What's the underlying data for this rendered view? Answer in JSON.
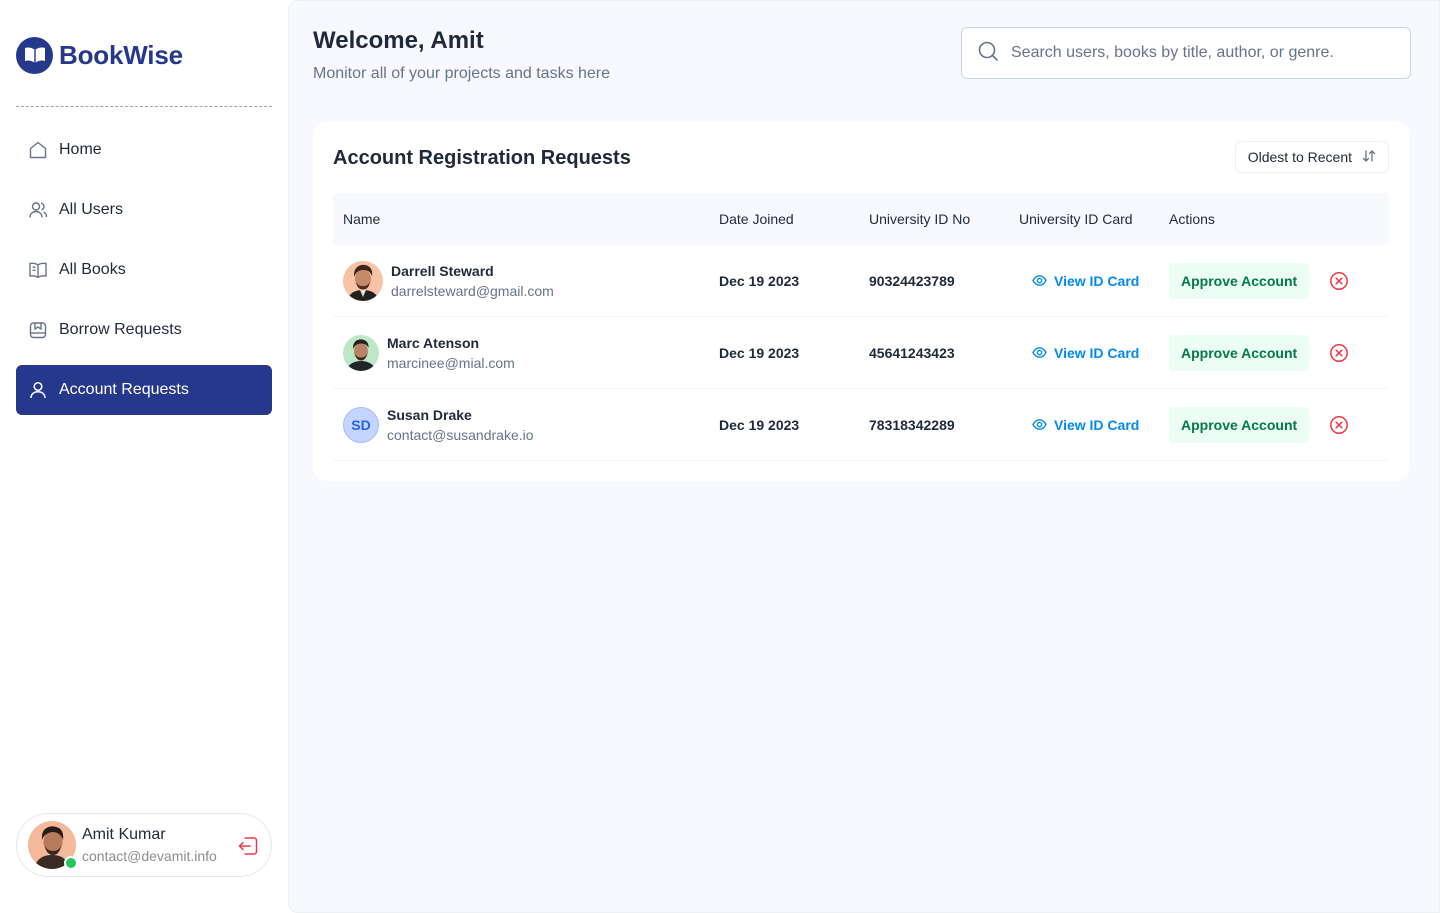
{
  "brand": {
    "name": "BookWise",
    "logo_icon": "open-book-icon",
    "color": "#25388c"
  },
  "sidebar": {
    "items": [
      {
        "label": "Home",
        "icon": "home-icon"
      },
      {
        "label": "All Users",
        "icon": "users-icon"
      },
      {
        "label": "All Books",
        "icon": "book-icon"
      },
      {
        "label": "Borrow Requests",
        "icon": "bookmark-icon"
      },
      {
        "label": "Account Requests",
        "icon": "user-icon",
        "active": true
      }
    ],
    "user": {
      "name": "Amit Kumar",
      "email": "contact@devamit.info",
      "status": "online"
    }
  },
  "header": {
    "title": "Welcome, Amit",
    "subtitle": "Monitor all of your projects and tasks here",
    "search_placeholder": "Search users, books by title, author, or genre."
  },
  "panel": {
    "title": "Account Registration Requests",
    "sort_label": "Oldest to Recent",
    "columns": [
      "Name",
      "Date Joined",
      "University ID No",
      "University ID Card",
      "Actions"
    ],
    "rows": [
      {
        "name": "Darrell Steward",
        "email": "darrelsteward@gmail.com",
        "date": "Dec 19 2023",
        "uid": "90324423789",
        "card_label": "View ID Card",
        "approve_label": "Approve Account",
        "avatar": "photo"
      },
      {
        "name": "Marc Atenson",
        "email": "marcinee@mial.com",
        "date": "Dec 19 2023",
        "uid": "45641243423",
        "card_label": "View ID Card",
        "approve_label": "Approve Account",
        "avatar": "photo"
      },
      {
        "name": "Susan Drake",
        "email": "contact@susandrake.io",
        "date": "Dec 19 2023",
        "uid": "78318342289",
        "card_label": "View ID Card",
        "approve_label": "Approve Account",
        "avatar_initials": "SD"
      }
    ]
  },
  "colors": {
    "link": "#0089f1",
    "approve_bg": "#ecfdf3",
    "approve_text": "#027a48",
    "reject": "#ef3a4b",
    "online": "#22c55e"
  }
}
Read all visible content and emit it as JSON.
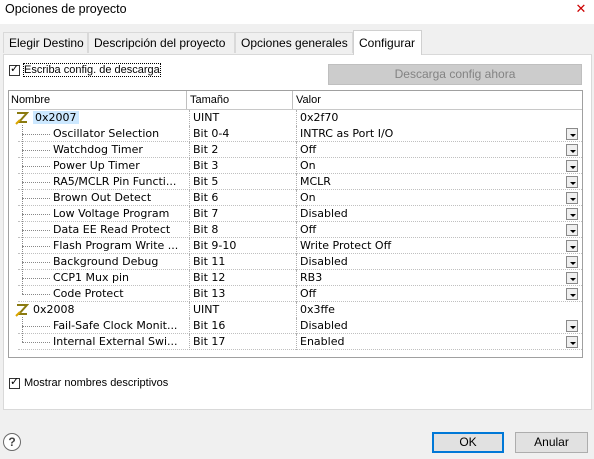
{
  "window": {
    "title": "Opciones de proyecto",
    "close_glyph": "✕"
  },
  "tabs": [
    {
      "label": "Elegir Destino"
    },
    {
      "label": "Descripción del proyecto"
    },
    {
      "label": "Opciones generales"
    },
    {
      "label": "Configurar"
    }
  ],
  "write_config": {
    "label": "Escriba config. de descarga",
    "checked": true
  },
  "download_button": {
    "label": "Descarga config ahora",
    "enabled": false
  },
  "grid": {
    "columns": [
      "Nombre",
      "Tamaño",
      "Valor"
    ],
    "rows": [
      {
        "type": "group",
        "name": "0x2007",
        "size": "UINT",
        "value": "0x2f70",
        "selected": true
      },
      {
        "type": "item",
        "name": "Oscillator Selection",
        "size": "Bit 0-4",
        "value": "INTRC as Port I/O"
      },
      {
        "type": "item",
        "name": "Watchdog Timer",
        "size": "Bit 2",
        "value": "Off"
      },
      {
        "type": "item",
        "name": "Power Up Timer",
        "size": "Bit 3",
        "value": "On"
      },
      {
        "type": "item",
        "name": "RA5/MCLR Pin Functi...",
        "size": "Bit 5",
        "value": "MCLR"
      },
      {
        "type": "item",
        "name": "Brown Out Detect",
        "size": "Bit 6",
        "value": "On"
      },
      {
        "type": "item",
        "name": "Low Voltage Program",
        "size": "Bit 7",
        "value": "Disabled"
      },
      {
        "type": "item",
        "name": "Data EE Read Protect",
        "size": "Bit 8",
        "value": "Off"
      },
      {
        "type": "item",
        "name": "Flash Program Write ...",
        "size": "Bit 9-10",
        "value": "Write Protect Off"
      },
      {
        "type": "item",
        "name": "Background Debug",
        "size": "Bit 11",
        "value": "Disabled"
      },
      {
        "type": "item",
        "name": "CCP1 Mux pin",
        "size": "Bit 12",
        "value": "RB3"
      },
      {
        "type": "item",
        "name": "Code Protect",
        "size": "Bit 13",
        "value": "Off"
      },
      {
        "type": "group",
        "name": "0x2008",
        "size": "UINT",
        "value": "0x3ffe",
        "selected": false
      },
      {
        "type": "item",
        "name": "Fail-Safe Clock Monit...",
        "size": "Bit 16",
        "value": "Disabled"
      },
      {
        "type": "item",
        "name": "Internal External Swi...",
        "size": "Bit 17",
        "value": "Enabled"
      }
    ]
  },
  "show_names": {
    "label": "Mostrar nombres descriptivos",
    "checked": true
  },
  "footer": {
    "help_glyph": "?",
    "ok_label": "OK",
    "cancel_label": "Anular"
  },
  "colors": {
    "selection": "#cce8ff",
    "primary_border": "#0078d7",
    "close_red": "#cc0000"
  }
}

○ ○ ○ ○

**Brief:**
Print every record above exactly as written, leaving out the pictures.

**Response:**
What's the underlying data for this rendered view? Answer in JSON.
{
  "brand": {
    "name": "BookWise",
    "logo_icon": "open-book-icon",
    "color": "#25388c"
  },
  "sidebar": {
    "items": [
      {
        "label": "Home",
        "icon": "home-icon"
      },
      {
        "label": "All Users",
        "icon": "users-icon"
      },
      {
        "label": "All Books",
        "icon": "book-icon"
      },
      {
        "label": "Borrow Requests",
        "icon": "bookmark-icon"
      },
      {
        "label": "Account Requests",
        "icon": "user-icon",
        "active": true
      }
    ],
    "user": {
      "name": "Amit Kumar",
      "email": "contact@devamit.info",
      "status": "online"
    }
  },
  "header": {
    "title": "Welcome, Amit",
    "subtitle": "Monitor all of your projects and tasks here",
    "search_placeholder": "Search users, books by title, author, or genre."
  },
  "panel": {
    "title": "Account Registration Requests",
    "sort_label": "Oldest to Recent",
    "columns": [
      "Name",
      "Date Joined",
      "University ID No",
      "University ID Card",
      "Actions"
    ],
    "rows": [
      {
        "name": "Darrell Steward",
        "email": "darrelsteward@gmail.com",
        "date": "Dec 19 2023",
        "uid": "90324423789",
        "card_label": "View ID Card",
        "approve_label": "Approve Account",
        "avatar": "photo"
      },
      {
        "name": "Marc Atenson",
        "email": "marcinee@mial.com",
        "date": "Dec 19 2023",
        "uid": "45641243423",
        "card_label": "View ID Card",
        "approve_label": "Approve Account",
        "avatar": "photo"
      },
      {
        "name": "Susan Drake",
        "email": "contact@susandrake.io",
        "date": "Dec 19 2023",
        "uid": "78318342289",
        "card_label": "View ID Card",
        "approve_label": "Approve Account",
        "avatar_initials": "SD"
      }
    ]
  },
  "colors": {
    "link": "#0089f1",
    "approve_bg": "#ecfdf3",
    "approve_text": "#027a48",
    "reject": "#ef3a4b",
    "online": "#22c55e"
  }
}
Read all visible content and emit it as JSON.
{
  "window": {
    "title": "Opciones de proyecto",
    "close_glyph": "✕"
  },
  "tabs": [
    {
      "label": "Elegir Destino"
    },
    {
      "label": "Descripción del proyecto"
    },
    {
      "label": "Opciones generales"
    },
    {
      "label": "Configurar"
    }
  ],
  "write_config": {
    "label": "Escriba config. de descarga",
    "checked": true
  },
  "download_button": {
    "label": "Descarga config ahora",
    "enabled": false
  },
  "grid": {
    "columns": [
      "Nombre",
      "Tamaño",
      "Valor"
    ],
    "rows": [
      {
        "type": "group",
        "name": "0x2007",
        "size": "UINT",
        "value": "0x2f70",
        "selected": true
      },
      {
        "type": "item",
        "name": "Oscillator Selection",
        "size": "Bit 0-4",
        "value": "INTRC as Port I/O"
      },
      {
        "type": "item",
        "name": "Watchdog Timer",
        "size": "Bit 2",
        "value": "Off"
      },
      {
        "type": "item",
        "name": "Power Up Timer",
        "size": "Bit 3",
        "value": "On"
      },
      {
        "type": "item",
        "name": "RA5/MCLR Pin Functi...",
        "size": "Bit 5",
        "value": "MCLR"
      },
      {
        "type": "item",
        "name": "Brown Out Detect",
        "size": "Bit 6",
        "value": "On"
      },
      {
        "type": "item",
        "name": "Low Voltage Program",
        "size": "Bit 7",
        "value": "Disabled"
      },
      {
        "type": "item",
        "name": "Data EE Read Protect",
        "size": "Bit 8",
        "value": "Off"
      },
      {
        "type": "item",
        "name": "Flash Program Write ...",
        "size": "Bit 9-10",
        "value": "Write Protect Off"
      },
      {
        "type": "item",
        "name": "Background Debug",
        "size": "Bit 11",
        "value": "Disabled"
      },
      {
        "type": "item",
        "name": "CCP1 Mux pin",
        "size": "Bit 12",
        "value": "RB3"
      },
      {
        "type": "item",
        "name": "Code Protect",
        "size": "Bit 13",
        "value": "Off"
      },
      {
        "type": "group",
        "name": "0x2008",
        "size": "UINT",
        "value": "0x3ffe",
        "selected": false
      },
      {
        "type": "item",
        "name": "Fail-Safe Clock Monit...",
        "size": "Bit 16",
        "value": "Disabled"
      },
      {
        "type": "item",
        "name": "Internal External Swi...",
        "size": "Bit 17",
        "value": "Enabled"
      }
    ]
  },
  "show_names": {
    "label": "Mostrar nombres descriptivos",
    "checked": true
  },
  "footer": {
    "help_glyph": "?",
    "ok_label": "OK",
    "cancel_label": "Anular"
  },
  "colors": {
    "selection": "#cce8ff",
    "primary_border": "#0078d7",
    "close_red": "#cc0000"
  }
}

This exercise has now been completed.